**WRITTEN EXERCISE:** Copy down all of the data underneath, exactly as shown.

Items from a figure collection:
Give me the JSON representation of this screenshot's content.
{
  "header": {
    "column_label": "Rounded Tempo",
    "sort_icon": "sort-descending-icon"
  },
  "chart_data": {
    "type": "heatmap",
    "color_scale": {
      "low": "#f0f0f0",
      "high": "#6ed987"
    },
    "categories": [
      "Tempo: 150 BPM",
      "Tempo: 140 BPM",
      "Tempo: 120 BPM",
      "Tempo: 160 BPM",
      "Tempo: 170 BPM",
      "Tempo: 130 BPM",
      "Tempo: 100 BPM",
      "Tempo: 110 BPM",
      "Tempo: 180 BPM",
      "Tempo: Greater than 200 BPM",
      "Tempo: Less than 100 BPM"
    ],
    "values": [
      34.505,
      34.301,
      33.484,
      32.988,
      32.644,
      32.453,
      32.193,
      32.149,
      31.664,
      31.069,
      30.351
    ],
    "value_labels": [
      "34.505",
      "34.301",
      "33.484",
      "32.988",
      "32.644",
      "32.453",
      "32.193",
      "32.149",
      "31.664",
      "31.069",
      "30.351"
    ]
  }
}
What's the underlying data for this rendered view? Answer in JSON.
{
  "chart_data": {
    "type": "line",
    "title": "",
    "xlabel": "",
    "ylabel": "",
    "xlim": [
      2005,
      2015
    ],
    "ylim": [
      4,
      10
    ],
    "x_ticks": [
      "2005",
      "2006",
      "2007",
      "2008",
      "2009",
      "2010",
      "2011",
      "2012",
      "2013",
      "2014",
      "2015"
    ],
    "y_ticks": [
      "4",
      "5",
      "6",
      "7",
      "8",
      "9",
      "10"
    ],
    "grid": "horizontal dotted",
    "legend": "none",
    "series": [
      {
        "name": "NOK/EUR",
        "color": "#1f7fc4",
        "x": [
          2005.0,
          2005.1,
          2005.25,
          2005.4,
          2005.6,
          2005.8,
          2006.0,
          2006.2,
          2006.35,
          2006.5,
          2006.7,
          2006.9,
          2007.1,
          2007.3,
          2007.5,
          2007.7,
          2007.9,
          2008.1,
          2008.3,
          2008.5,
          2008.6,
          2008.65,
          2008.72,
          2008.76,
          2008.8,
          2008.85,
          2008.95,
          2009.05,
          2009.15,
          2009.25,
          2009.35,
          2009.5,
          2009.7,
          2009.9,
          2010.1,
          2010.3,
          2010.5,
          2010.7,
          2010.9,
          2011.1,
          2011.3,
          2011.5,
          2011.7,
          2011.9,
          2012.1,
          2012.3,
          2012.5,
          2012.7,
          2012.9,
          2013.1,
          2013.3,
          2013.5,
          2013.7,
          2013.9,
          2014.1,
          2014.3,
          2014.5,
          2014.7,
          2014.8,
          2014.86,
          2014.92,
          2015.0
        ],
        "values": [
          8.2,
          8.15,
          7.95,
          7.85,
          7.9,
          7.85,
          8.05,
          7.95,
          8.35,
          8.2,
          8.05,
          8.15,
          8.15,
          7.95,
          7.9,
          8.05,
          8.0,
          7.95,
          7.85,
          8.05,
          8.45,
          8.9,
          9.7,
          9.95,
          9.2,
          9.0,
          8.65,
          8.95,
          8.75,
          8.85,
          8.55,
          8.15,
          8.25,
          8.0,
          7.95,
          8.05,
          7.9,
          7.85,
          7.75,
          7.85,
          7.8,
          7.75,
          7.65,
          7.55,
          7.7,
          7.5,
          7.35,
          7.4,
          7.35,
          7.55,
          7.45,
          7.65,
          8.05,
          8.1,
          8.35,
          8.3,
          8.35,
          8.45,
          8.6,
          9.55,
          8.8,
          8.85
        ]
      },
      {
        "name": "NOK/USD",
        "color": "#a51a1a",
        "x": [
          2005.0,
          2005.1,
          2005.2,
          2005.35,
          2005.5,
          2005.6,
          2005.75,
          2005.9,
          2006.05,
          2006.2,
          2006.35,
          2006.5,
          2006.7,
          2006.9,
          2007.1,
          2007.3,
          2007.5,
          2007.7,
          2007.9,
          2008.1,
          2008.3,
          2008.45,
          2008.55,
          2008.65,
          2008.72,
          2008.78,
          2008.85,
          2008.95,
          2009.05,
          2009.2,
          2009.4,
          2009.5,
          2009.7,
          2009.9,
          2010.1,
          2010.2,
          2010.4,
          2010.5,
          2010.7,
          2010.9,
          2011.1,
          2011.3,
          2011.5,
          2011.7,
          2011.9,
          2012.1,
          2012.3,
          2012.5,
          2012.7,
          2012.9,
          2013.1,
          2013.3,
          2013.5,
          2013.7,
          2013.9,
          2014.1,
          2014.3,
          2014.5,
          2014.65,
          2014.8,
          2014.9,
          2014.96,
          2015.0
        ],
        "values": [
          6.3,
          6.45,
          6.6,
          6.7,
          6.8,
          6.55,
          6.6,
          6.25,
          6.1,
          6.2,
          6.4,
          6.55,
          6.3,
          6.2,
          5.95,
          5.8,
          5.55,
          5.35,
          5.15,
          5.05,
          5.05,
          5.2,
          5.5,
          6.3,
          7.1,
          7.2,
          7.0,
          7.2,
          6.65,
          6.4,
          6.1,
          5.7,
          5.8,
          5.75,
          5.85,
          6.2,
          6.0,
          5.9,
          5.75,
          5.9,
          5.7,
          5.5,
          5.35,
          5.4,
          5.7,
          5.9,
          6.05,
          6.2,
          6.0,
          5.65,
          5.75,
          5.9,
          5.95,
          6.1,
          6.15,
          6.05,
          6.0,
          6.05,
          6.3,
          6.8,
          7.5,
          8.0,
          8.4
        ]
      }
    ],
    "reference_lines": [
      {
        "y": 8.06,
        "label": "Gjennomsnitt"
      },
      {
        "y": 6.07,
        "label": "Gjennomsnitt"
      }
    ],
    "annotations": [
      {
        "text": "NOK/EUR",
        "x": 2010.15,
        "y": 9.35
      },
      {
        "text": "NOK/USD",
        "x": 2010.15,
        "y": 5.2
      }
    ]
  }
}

**COMPLETED EXERCISE:**
Give me the JSON representation of this screenshot's content.
{
  "header": {
    "column_label": "Rounded Tempo",
    "sort_icon": "sort-descending-icon"
  },
  "chart_data": {
    "type": "heatmap",
    "color_scale": {
      "low": "#f0f0f0",
      "high": "#6ed987"
    },
    "categories": [
      "Tempo: 150 BPM",
      "Tempo: 140 BPM",
      "Tempo: 120 BPM",
      "Tempo: 160 BPM",
      "Tempo: 170 BPM",
      "Tempo: 130 BPM",
      "Tempo: 100 BPM",
      "Tempo: 110 BPM",
      "Tempo: 180 BPM",
      "Tempo: Greater than 200 BPM",
      "Tempo: Less than 100 BPM"
    ],
    "values": [
      34.505,
      34.301,
      33.484,
      32.988,
      32.644,
      32.453,
      32.193,
      32.149,
      31.664,
      31.069,
      30.351
    ],
    "value_labels": [
      "34.505",
      "34.301",
      "33.484",
      "32.988",
      "32.644",
      "32.453",
      "32.193",
      "32.149",
      "31.664",
      "31.069",
      "30.351"
    ]
  }
}
What's the underlying data for this rendered view? Answer in JSON.
{
  "chart_data": {
    "type": "line",
    "title": "",
    "xlabel": "",
    "ylabel": "",
    "xlim": [
      2005,
      2015
    ],
    "ylim": [
      4,
      10
    ],
    "x_ticks": [
      "2005",
      "2006",
      "2007",
      "2008",
      "2009",
      "2010",
      "2011",
      "2012",
      "2013",
      "2014",
      "2015"
    ],
    "y_ticks": [
      "4",
      "5",
      "6",
      "7",
      "8",
      "9",
      "10"
    ],
    "grid": "horizontal dotted",
    "legend": "none",
    "series": [
      {
        "name": "NOK/EUR",
        "color": "#1f7fc4",
        "x": [
          2005.0,
          2005.1,
          2005.25,
          2005.4,
          2005.6,
          2005.8,
          2006.0,
          2006.2,
          2006.35,
          2006.5,
          2006.7,
          2006.9,
          2007.1,
          2007.3,
          2007.5,
          2007.7,
          2007.9,
          2008.1,
          2008.3,
          2008.5,
          2008.6,
          2008.65,
          2008.72,
          2008.76,
          2008.8,
          2008.85,
          2008.95,
          2009.05,
          2009.15,
          2009.25,
          2009.35,
          2009.5,
          2009.7,
          2009.9,
          2010.1,
          2010.3,
          2010.5,
          2010.7,
          2010.9,
          2011.1,
          2011.3,
          2011.5,
          2011.7,
          2011.9,
          2012.1,
          2012.3,
          2012.5,
          2012.7,
          2012.9,
          2013.1,
          2013.3,
          2013.5,
          2013.7,
          2013.9,
          2014.1,
          2014.3,
          2014.5,
          2014.7,
          2014.8,
          2014.86,
          2014.92,
          2015.0
        ],
        "values": [
          8.2,
          8.15,
          7.95,
          7.85,
          7.9,
          7.85,
          8.05,
          7.95,
          8.35,
          8.2,
          8.05,
          8.15,
          8.15,
          7.95,
          7.9,
          8.05,
          8.0,
          7.95,
          7.85,
          8.05,
          8.45,
          8.9,
          9.7,
          9.95,
          9.2,
          9.0,
          8.65,
          8.95,
          8.75,
          8.85,
          8.55,
          8.15,
          8.25,
          8.0,
          7.95,
          8.05,
          7.9,
          7.85,
          7.75,
          7.85,
          7.8,
          7.75,
          7.65,
          7.55,
          7.7,
          7.5,
          7.35,
          7.4,
          7.35,
          7.55,
          7.45,
          7.65,
          8.05,
          8.1,
          8.35,
          8.3,
          8.35,
          8.45,
          8.6,
          9.55,
          8.8,
          8.85
        ]
      },
      {
        "name": "NOK/USD",
        "color": "#a51a1a",
        "x": [
          2005.0,
          2005.1,
          2005.2,
          2005.35,
          2005.5,
          2005.6,
          2005.75,
          2005.9,
          2006.05,
          2006.2,
          2006.35,
          2006.5,
          2006.7,
          2006.9,
          2007.1,
          2007.3,
          2007.5,
          2007.7,
          2007.9,
          2008.1,
          2008.3,
          2008.45,
          2008.55,
          2008.65,
          2008.72,
          2008.78,
          2008.85,
          2008.95,
          2009.05,
          2009.2,
          2009.4,
          2009.5,
          2009.7,
          2009.9,
          2010.1,
          2010.2,
          2010.4,
          2010.5,
          2010.7,
          2010.9,
          2011.1,
          2011.3,
          2011.5,
          2011.7,
          2011.9,
          2012.1,
          2012.3,
          2012.5,
          2012.7,
          2012.9,
          2013.1,
          2013.3,
          2013.5,
          2013.7,
          2013.9,
          2014.1,
          2014.3,
          2014.5,
          2014.65,
          2014.8,
          2014.9,
          2014.96,
          2015.0
        ],
        "values": [
          6.3,
          6.45,
          6.6,
          6.7,
          6.8,
          6.55,
          6.6,
          6.25,
          6.1,
          6.2,
          6.4,
          6.55,
          6.3,
          6.2,
          5.95,
          5.8,
          5.55,
          5.35,
          5.15,
          5.05,
          5.05,
          5.2,
          5.5,
          6.3,
          7.1,
          7.2,
          7.0,
          7.2,
          6.65,
          6.4,
          6.1,
          5.7,
          5.8,
          5.75,
          5.85,
          6.2,
          6.0,
          5.9,
          5.75,
          5.9,
          5.7,
          5.5,
          5.35,
          5.4,
          5.7,
          5.9,
          6.05,
          6.2,
          6.0,
          5.65,
          5.75,
          5.9,
          5.95,
          6.1,
          6.15,
          6.05,
          6.0,
          6.05,
          6.3,
          6.8,
          7.5,
          8.0,
          8.4
        ]
      }
    ],
    "reference_lines": [
      {
        "y": 8.06,
        "label": "Gjennomsnitt"
      },
      {
        "y": 6.07,
        "label": "Gjennomsnitt"
      }
    ],
    "annotations": [
      {
        "text": "NOK/EUR",
        "x": 2010.15,
        "y": 9.35
      },
      {
        "text": "NOK/USD",
        "x": 2010.15,
        "y": 5.2
      }
    ]
  }
}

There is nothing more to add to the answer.